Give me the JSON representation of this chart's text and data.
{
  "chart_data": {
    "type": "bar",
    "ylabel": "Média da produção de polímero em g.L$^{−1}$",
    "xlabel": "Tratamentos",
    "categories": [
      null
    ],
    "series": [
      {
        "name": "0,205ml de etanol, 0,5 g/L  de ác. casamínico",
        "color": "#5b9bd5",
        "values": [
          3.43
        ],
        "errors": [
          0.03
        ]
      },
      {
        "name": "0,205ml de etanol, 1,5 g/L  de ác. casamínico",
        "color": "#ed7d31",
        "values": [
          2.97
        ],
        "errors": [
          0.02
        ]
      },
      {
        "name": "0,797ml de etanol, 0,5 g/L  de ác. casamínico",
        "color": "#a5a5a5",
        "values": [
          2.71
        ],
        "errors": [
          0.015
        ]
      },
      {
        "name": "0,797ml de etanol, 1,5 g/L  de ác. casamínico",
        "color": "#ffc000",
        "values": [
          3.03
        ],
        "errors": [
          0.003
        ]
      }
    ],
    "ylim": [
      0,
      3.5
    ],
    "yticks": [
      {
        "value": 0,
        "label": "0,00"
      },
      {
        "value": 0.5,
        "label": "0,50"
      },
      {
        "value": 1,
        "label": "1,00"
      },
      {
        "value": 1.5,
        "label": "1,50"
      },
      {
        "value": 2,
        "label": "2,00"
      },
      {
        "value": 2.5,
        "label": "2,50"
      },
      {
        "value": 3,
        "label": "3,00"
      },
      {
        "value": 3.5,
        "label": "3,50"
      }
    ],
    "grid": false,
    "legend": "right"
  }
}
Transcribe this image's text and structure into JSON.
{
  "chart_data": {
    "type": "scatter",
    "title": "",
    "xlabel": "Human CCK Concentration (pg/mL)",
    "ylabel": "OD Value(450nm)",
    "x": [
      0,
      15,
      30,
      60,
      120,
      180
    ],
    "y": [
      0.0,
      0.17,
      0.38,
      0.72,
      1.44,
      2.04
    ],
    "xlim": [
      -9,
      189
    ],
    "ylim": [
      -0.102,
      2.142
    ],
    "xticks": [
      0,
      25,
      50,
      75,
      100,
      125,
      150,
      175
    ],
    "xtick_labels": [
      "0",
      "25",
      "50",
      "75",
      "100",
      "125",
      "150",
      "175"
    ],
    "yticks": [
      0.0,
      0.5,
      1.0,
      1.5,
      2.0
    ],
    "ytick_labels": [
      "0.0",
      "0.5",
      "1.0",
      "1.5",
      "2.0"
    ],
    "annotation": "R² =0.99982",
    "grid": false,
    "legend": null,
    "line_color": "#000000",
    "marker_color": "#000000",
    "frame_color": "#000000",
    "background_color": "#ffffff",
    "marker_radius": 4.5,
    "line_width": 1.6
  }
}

__________________________________________________

From the entries above, copy every line where the word "JSON" shows up.

Give me the JSON representation of this chart's text and data.
Transcribe this image's text and structure into JSON.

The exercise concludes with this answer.